What you will do: Find and copy every line in the records that includes the string "term".

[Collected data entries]

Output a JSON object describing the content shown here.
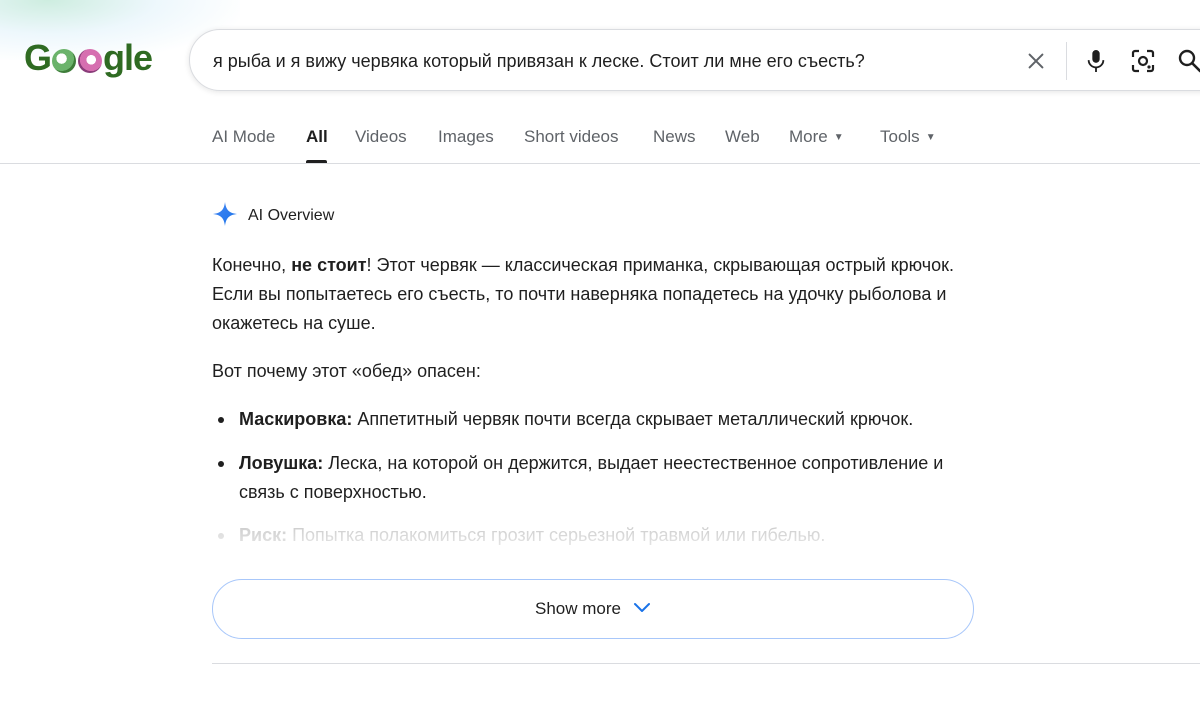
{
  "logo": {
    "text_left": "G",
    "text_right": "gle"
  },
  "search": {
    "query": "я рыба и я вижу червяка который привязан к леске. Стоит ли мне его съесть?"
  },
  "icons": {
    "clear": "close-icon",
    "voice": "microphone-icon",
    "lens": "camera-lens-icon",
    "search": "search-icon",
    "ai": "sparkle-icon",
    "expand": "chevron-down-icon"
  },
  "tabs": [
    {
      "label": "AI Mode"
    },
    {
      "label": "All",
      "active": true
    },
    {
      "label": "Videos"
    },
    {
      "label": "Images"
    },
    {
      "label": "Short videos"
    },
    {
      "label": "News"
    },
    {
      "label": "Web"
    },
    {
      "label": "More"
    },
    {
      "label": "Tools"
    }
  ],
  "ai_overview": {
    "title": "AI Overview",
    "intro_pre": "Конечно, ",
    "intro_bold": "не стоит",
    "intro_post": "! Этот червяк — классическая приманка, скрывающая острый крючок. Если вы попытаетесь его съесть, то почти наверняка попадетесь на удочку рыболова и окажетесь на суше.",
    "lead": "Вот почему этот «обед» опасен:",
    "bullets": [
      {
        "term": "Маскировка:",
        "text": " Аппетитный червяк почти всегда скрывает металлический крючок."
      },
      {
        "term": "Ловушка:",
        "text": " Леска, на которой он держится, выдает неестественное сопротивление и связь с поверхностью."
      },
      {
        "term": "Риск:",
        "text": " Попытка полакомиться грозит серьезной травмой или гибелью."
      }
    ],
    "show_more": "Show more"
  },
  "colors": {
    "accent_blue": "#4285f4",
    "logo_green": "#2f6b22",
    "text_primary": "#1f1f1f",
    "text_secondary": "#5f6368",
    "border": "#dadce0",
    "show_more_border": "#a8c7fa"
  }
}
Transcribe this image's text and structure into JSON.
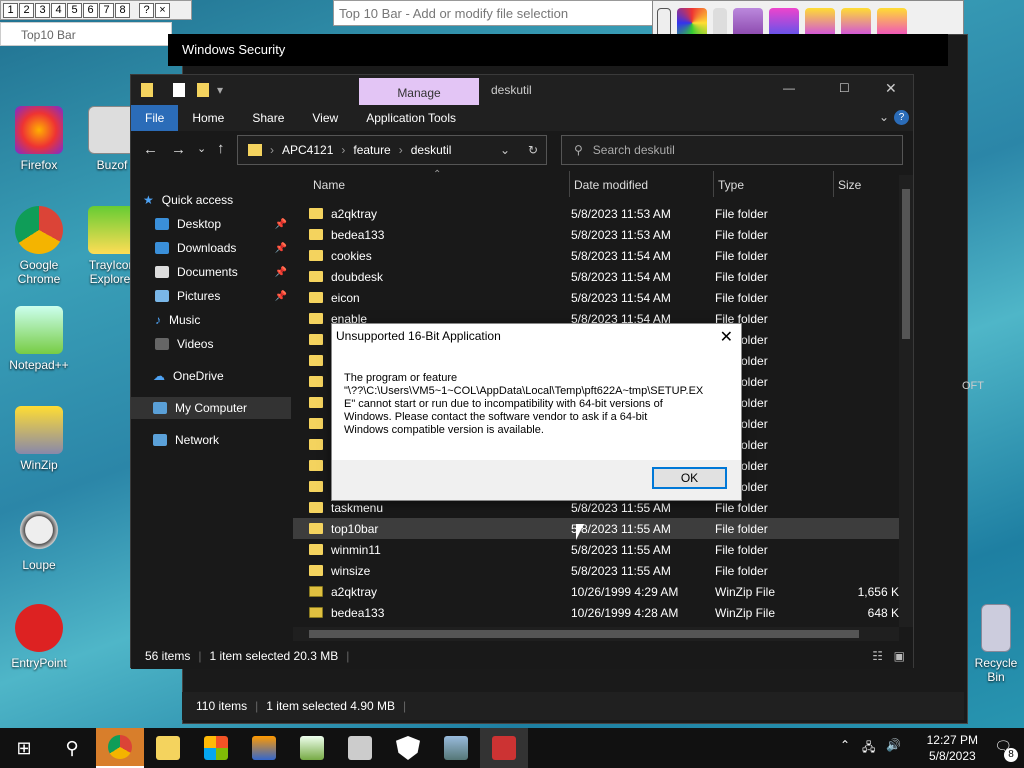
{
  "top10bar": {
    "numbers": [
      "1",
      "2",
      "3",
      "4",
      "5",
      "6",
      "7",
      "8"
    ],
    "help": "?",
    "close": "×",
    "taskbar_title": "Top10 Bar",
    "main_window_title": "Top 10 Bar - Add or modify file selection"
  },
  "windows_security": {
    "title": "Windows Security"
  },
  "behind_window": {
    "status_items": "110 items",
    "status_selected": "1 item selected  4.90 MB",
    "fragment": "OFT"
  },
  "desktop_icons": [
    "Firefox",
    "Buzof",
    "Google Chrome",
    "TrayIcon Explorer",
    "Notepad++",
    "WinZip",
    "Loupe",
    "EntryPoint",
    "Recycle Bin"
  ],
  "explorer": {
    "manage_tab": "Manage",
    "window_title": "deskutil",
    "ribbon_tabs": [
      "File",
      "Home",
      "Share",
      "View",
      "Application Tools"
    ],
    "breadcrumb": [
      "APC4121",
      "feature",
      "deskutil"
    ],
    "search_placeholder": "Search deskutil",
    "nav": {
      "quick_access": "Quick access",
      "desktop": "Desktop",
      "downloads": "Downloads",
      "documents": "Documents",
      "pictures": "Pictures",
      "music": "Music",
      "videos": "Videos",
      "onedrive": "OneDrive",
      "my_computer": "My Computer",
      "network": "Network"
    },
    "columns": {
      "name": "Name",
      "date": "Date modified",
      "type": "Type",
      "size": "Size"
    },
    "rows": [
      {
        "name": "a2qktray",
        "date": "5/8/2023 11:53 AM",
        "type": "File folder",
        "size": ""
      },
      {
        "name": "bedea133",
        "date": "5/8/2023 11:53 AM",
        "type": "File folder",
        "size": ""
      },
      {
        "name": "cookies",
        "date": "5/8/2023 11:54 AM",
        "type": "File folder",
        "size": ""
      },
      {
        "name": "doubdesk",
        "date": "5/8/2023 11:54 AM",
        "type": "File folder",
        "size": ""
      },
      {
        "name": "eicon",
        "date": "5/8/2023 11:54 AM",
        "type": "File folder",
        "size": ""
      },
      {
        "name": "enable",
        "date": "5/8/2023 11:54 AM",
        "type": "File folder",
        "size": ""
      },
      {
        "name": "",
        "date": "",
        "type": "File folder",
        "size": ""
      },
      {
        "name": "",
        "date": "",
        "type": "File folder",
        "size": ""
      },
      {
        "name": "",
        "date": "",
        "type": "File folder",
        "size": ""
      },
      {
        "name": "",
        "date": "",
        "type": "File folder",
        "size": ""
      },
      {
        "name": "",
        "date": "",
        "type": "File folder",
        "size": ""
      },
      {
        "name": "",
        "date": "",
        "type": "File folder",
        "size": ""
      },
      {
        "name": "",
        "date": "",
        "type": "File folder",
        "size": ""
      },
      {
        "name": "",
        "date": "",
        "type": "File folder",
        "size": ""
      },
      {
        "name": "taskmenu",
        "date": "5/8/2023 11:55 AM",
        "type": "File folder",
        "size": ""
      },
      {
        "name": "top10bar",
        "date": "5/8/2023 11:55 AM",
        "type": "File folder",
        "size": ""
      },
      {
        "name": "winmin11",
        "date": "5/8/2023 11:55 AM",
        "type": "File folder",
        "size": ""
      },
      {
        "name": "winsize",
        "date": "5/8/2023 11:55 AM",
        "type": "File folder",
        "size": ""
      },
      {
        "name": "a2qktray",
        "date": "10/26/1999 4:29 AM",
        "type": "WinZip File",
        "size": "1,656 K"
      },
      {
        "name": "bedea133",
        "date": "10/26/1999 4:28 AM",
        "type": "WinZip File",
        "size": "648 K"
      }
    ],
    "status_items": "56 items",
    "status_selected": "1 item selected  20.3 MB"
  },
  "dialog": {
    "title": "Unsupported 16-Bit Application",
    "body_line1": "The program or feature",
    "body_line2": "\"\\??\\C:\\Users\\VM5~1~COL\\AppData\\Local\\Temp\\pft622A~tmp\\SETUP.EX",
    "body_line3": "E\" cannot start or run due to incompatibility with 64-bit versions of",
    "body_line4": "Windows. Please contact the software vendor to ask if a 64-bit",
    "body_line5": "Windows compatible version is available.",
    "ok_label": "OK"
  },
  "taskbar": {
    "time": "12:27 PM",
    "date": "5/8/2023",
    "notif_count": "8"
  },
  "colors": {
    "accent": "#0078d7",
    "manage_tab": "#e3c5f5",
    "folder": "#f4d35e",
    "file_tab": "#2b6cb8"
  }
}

Response to this task:
        "term": "Маскировка:",
        "term": "Ловушка:",
        "term": "Риск:",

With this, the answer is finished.